---------- DATASET ROWS

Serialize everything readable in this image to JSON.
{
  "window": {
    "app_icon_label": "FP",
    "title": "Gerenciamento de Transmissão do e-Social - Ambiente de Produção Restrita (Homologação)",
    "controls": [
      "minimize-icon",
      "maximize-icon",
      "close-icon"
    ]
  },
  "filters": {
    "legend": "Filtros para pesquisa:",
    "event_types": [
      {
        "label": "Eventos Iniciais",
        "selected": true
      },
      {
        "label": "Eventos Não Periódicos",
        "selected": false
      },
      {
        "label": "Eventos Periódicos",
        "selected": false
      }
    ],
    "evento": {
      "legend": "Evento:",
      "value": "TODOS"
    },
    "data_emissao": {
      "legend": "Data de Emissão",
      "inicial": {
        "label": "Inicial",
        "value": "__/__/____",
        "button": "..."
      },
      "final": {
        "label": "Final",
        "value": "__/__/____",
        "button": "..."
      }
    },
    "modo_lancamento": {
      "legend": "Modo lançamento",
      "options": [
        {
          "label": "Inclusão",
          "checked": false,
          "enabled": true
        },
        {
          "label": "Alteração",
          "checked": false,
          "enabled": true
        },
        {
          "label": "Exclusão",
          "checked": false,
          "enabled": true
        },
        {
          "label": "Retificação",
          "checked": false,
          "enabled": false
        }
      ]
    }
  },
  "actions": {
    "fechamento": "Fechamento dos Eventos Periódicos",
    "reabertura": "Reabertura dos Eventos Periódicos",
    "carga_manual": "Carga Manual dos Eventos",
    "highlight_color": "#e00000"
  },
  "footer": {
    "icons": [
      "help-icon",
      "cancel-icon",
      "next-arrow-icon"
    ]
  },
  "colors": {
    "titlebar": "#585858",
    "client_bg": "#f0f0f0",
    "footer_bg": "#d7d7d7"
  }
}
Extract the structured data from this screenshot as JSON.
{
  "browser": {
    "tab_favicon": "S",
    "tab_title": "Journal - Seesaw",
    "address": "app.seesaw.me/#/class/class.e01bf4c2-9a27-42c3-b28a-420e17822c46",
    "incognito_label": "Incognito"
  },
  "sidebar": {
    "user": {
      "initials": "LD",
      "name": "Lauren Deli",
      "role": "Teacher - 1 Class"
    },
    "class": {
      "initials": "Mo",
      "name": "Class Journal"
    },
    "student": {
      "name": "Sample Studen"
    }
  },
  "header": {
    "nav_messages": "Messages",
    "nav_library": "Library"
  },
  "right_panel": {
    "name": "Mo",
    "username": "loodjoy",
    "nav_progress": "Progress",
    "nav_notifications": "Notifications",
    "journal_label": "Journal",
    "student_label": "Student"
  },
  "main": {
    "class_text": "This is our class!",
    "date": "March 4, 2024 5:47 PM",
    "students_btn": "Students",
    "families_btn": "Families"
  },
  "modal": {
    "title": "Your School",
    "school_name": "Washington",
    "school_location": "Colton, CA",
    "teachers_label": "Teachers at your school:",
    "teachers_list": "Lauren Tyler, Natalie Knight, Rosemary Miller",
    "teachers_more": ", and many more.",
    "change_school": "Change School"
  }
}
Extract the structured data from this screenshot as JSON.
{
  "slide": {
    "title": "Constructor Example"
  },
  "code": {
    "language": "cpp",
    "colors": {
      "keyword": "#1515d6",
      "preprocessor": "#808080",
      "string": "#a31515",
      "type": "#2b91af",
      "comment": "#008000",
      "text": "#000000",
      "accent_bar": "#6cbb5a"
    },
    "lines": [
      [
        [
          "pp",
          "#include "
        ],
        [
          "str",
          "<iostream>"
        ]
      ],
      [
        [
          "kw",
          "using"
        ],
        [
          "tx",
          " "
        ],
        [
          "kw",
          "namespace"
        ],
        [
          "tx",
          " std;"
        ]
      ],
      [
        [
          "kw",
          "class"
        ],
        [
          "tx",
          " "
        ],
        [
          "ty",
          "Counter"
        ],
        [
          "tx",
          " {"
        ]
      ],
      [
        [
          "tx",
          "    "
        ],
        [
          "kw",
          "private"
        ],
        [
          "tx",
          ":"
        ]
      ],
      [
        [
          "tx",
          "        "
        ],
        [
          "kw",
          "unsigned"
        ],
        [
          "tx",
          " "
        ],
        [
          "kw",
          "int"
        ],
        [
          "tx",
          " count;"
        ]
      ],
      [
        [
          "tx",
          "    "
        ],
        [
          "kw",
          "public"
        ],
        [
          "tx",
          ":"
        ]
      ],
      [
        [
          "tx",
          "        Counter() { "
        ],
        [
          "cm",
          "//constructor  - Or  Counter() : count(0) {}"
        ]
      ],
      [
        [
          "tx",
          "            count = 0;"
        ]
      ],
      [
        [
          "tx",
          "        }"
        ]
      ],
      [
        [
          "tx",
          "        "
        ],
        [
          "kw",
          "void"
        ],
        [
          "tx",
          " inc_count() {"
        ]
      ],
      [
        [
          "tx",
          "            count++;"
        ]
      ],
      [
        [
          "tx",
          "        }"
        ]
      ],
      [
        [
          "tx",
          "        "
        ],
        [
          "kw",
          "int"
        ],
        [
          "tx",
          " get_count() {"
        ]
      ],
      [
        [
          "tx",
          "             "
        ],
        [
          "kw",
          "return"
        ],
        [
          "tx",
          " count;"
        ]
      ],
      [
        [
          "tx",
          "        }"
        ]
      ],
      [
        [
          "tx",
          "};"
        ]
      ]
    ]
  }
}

--------------------

- REQUIRED TASK -
Show each line holding the word "Lauren".

- RESPONSE BELOW -
      "name": "Lauren Deli",
    "teachers_list": "Lauren Tyler, Natalie Knight, Rosemary Miller",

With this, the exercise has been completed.